### [Exercise instructions]
The records below must be transcribed exactly. Do not include the pictures.

Stored items from a collection

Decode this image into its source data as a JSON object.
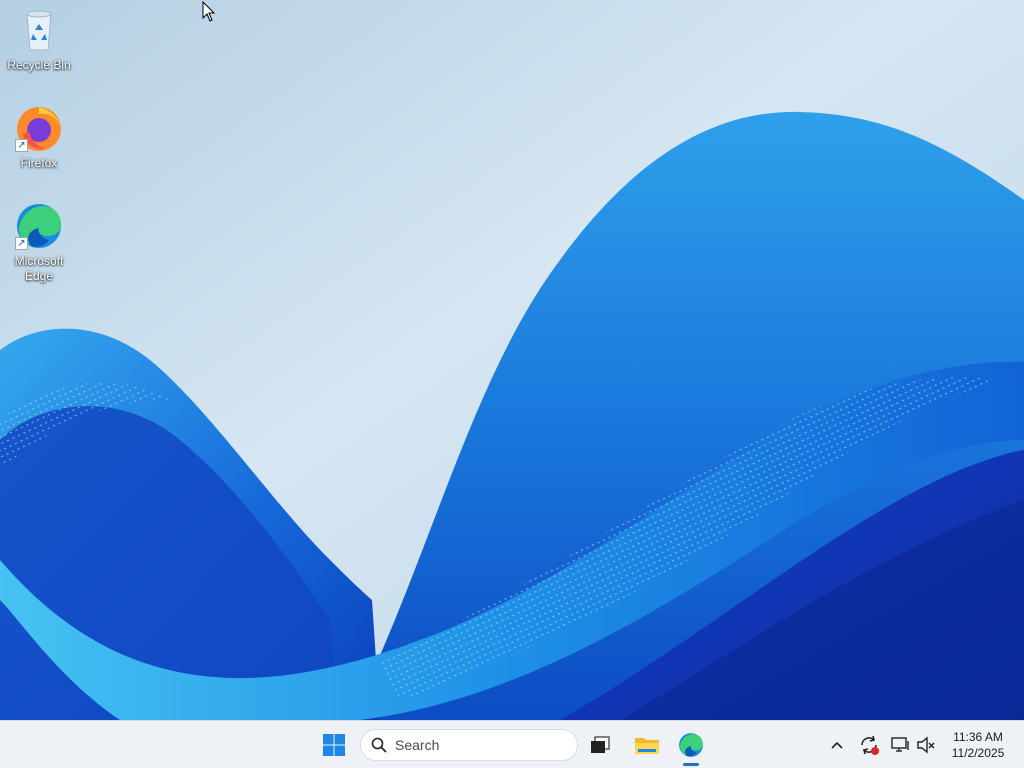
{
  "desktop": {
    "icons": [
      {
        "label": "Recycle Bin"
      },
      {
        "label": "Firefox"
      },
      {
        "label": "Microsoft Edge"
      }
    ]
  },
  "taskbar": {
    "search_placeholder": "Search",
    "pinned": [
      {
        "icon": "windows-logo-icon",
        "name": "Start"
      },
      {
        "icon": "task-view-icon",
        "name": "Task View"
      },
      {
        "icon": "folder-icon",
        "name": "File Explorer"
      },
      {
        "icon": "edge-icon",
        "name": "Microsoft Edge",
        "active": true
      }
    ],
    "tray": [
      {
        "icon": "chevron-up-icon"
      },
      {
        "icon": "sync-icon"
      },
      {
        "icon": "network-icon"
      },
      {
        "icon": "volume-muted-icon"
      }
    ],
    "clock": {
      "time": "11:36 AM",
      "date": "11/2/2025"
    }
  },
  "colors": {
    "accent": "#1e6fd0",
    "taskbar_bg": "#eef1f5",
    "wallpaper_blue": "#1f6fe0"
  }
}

### [In response]
Decode this image into its source data as a JSON object.
{
  "desktop": {
    "icons": [
      {
        "label": "Recycle Bin"
      },
      {
        "label": "Firefox"
      },
      {
        "label": "Microsoft Edge"
      }
    ]
  },
  "taskbar": {
    "search_placeholder": "Search",
    "pinned": [
      {
        "icon": "windows-logo-icon",
        "name": "Start"
      },
      {
        "icon": "task-view-icon",
        "name": "Task View"
      },
      {
        "icon": "folder-icon",
        "name": "File Explorer"
      },
      {
        "icon": "edge-icon",
        "name": "Microsoft Edge",
        "active": true
      }
    ],
    "tray": [
      {
        "icon": "chevron-up-icon"
      },
      {
        "icon": "sync-icon"
      },
      {
        "icon": "network-icon"
      },
      {
        "icon": "volume-muted-icon"
      }
    ],
    "clock": {
      "time": "11:36 AM",
      "date": "11/2/2025"
    }
  },
  "colors": {
    "accent": "#1e6fd0",
    "taskbar_bg": "#eef1f5",
    "wallpaper_blue": "#1f6fe0"
  }
}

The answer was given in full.